**Short exercise**
List all the lines in these records that hold "xMax".

○ ○ ○ ○ ○

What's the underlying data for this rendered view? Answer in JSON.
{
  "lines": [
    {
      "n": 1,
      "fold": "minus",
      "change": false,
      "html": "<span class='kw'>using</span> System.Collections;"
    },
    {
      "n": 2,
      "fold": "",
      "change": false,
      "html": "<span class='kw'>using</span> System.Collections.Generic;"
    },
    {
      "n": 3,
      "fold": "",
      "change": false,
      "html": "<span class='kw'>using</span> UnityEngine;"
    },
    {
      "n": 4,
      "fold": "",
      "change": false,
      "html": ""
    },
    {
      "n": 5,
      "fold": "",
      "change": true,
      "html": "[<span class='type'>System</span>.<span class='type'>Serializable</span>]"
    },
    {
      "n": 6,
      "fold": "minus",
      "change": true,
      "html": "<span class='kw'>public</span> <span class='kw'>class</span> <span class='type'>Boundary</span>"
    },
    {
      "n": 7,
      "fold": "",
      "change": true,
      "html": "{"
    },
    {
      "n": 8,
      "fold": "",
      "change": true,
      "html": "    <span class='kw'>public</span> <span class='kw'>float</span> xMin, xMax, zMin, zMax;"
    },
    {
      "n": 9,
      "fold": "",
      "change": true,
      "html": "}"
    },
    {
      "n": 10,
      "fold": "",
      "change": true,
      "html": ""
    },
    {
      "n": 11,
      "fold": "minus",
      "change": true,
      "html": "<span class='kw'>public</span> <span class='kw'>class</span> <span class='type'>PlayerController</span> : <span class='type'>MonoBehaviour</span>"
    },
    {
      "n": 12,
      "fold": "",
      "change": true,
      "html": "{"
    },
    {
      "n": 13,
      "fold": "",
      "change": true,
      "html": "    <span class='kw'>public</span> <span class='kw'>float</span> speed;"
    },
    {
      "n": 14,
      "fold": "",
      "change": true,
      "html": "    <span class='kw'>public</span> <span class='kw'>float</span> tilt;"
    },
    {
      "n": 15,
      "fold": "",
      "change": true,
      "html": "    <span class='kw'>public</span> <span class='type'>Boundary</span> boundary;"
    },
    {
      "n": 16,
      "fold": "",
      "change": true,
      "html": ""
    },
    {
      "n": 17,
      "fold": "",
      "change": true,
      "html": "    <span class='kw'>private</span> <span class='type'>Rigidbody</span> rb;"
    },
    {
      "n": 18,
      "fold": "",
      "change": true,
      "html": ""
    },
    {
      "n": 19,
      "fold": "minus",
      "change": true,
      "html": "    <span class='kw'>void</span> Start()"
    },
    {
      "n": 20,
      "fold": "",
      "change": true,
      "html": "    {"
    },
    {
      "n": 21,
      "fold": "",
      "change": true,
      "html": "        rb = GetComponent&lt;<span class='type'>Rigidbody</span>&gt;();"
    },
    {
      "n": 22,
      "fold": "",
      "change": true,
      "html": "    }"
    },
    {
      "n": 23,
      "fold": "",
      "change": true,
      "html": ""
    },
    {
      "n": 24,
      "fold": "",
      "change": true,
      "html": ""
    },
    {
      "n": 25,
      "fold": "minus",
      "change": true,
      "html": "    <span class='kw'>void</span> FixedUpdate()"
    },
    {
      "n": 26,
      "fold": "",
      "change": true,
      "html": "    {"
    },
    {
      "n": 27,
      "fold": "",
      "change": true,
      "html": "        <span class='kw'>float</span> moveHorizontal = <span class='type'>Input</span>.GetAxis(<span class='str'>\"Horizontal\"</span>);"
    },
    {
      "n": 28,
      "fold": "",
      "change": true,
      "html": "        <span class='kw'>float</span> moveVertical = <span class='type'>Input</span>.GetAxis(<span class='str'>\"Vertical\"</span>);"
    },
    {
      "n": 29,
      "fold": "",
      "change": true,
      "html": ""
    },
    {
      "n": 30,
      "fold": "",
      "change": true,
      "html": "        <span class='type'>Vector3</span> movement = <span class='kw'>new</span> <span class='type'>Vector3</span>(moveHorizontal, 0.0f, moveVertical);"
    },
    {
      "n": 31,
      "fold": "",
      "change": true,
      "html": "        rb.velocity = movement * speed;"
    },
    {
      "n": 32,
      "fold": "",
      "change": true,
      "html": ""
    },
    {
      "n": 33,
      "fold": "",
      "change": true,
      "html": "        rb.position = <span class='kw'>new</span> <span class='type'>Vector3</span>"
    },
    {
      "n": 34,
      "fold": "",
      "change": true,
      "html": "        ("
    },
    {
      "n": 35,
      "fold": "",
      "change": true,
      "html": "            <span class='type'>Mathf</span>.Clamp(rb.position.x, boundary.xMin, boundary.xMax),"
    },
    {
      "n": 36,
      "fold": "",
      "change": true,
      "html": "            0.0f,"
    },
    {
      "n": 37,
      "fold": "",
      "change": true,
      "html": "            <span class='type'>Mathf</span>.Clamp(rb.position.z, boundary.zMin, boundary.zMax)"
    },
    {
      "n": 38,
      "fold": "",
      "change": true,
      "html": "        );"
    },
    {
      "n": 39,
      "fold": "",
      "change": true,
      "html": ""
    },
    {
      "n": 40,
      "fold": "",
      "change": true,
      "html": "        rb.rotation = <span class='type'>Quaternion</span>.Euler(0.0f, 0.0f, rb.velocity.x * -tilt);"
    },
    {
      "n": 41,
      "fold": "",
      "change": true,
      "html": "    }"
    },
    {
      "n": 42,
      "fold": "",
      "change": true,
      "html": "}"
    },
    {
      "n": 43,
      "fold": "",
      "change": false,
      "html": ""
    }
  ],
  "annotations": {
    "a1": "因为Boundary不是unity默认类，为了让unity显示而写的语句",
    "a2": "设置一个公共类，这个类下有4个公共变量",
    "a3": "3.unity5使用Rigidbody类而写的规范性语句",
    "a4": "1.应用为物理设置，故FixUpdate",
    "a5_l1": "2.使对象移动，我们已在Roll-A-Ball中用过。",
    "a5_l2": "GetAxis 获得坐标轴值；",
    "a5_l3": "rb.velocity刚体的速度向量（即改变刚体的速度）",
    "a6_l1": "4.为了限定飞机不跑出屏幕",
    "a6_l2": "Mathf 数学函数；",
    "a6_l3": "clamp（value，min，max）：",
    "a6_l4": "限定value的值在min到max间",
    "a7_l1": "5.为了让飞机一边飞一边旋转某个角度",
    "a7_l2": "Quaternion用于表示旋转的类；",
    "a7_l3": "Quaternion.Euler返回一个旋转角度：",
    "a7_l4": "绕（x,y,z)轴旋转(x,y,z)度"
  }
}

○ ○ ○ ○ ○

**Finished answer**
      "html": "    <span class='kw'>public</span> <span class='kw'>float</span> xMin, xMax, zMin, zMax;"
      "html": "            <span class='type'>Mathf</span>.Clamp(rb.position.x, boundary.xMin, boundary.xMax),"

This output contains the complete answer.